EXERCISE BRIEF: Extract every line of the material that holds the string "more".

── INFORMATION GIVEN

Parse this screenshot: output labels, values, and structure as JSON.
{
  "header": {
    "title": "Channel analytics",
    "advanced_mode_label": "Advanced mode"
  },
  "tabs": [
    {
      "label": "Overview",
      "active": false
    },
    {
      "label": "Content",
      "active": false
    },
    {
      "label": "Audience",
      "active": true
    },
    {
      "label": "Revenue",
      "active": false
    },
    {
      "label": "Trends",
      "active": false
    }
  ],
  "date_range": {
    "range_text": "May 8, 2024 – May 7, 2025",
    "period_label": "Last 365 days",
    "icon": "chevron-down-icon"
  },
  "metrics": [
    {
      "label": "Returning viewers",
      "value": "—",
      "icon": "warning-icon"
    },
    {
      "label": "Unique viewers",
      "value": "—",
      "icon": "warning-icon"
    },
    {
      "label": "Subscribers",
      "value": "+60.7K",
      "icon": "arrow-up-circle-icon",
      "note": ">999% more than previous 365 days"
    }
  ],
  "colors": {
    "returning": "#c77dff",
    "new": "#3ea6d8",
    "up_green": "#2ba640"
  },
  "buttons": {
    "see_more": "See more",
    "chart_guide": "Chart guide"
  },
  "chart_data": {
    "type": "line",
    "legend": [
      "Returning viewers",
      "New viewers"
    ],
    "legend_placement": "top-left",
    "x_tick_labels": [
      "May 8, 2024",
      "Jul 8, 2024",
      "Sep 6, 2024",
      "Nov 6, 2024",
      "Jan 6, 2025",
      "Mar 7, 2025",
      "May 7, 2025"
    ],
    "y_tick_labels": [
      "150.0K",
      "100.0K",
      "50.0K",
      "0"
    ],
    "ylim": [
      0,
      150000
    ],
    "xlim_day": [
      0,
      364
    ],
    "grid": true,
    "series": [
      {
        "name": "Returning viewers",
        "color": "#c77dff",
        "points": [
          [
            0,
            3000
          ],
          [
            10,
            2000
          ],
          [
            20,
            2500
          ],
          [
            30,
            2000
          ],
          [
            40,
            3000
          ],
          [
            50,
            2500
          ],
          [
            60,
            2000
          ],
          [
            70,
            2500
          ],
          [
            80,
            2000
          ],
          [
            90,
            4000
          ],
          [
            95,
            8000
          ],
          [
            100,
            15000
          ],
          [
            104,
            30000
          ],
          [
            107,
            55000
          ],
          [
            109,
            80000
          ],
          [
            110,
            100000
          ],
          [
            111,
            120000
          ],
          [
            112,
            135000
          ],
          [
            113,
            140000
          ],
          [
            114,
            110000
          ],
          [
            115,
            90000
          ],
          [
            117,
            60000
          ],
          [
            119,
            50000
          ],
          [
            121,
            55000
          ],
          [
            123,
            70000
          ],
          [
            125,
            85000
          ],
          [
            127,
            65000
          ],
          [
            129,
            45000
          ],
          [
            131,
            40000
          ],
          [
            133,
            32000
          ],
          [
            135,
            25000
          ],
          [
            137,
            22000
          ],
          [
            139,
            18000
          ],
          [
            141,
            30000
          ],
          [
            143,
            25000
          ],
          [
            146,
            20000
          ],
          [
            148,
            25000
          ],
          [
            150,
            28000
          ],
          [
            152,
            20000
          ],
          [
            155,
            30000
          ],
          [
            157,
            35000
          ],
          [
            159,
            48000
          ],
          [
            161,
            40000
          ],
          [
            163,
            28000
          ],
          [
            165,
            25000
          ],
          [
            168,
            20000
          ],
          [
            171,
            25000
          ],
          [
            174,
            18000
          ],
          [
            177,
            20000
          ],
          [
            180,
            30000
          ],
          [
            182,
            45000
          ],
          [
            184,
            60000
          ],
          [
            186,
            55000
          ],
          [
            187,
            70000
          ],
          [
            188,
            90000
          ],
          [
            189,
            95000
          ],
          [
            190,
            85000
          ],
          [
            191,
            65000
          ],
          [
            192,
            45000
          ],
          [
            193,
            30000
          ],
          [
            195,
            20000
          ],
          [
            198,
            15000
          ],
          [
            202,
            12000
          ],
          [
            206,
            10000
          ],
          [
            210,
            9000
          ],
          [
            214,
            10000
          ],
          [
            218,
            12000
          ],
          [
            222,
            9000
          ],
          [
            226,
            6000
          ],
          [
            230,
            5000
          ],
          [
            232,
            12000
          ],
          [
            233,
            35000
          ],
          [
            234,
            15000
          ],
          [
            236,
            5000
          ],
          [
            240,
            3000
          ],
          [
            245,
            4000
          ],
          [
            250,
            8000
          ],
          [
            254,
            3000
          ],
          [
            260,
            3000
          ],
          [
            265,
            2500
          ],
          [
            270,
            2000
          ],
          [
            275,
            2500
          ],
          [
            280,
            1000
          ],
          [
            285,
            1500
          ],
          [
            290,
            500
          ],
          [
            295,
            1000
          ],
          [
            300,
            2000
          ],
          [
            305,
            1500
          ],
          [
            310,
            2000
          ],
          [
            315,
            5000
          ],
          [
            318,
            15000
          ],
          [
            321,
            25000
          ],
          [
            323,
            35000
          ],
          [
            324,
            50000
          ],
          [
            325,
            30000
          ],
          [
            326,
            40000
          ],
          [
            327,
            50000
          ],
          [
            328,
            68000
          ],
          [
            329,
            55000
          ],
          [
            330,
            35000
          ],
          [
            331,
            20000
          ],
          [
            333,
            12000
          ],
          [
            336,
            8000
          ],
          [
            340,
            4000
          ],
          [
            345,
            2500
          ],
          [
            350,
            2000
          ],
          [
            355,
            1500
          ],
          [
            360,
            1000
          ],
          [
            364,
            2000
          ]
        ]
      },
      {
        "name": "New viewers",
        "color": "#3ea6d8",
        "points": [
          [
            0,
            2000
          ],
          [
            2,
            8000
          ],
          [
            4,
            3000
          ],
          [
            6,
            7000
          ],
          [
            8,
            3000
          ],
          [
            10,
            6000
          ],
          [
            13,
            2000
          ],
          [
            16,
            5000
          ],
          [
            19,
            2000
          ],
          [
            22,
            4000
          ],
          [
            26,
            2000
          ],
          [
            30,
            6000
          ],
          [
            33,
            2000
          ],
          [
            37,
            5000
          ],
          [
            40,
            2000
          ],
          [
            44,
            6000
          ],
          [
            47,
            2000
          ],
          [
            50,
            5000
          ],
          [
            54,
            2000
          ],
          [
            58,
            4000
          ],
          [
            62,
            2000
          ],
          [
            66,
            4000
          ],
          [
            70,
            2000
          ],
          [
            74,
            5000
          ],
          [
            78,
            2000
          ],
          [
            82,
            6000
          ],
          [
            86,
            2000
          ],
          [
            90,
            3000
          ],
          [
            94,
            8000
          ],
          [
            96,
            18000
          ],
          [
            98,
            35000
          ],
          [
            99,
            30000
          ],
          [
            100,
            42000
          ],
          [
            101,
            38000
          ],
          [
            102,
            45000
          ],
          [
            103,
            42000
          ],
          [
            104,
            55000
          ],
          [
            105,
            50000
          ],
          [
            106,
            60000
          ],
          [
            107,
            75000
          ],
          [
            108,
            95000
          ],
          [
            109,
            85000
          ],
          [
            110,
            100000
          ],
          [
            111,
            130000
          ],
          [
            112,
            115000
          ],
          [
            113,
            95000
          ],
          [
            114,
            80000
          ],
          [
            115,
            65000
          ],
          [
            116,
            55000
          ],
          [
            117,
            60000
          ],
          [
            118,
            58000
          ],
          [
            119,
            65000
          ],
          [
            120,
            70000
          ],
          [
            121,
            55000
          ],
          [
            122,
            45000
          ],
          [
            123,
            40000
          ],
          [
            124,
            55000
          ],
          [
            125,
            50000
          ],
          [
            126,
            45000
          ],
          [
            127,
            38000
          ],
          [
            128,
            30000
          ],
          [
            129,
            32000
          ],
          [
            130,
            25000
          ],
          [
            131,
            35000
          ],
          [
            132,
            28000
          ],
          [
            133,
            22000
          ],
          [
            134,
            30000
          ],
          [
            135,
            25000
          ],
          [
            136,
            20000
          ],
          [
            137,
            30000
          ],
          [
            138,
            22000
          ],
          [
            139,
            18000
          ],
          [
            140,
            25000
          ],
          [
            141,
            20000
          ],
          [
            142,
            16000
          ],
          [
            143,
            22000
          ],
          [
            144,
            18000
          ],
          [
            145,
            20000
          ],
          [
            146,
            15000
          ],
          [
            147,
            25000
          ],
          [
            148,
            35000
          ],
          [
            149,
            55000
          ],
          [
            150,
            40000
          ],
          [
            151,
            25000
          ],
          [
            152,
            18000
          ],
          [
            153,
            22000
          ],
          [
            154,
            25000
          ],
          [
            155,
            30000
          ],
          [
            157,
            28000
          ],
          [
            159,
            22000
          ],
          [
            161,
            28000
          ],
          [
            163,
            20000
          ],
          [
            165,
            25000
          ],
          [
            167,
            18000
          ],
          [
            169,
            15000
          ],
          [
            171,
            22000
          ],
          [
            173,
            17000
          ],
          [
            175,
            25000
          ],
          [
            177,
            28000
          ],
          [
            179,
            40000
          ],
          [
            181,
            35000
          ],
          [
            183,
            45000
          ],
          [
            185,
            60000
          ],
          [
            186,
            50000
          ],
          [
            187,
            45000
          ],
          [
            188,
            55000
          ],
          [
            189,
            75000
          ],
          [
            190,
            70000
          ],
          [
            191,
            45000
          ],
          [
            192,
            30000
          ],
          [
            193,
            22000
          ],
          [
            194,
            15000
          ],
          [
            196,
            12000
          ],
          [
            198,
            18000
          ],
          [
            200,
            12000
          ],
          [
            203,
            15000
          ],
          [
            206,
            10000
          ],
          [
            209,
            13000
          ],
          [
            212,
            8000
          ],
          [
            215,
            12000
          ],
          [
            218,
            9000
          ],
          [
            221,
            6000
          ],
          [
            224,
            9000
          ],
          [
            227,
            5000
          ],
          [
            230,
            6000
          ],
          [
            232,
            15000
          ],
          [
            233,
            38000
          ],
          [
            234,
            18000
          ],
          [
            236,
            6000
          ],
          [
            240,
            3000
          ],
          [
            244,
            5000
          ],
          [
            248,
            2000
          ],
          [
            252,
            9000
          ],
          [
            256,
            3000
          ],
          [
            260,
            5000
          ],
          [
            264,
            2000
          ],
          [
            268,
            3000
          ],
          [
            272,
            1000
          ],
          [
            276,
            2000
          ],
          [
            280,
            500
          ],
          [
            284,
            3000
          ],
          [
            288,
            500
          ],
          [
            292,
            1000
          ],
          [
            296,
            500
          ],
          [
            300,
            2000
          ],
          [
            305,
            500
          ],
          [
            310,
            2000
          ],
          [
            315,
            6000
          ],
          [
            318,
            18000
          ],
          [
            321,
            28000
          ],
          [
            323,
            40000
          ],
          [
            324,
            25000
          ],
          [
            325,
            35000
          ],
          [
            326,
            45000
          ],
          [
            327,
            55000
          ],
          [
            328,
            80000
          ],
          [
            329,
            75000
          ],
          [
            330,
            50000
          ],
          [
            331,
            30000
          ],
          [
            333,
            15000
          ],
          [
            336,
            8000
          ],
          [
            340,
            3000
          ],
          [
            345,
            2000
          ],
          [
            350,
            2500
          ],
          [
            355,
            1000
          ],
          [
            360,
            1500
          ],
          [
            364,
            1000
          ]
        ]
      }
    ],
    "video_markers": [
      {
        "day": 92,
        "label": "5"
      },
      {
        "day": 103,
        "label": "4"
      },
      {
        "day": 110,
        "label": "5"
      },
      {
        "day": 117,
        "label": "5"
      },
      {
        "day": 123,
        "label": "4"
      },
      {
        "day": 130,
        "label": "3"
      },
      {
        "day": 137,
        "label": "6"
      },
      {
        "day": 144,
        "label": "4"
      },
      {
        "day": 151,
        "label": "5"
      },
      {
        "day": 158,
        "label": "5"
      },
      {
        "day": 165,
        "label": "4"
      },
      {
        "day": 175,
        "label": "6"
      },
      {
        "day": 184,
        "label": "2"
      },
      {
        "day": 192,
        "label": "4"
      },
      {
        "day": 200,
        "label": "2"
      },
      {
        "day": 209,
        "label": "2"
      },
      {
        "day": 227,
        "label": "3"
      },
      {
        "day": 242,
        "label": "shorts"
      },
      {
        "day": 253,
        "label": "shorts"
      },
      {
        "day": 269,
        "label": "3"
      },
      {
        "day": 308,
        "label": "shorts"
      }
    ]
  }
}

────

OUTPUT OF THE TASK:
      "note": ">999% more than previous 365 days"
    "see_more": "See more",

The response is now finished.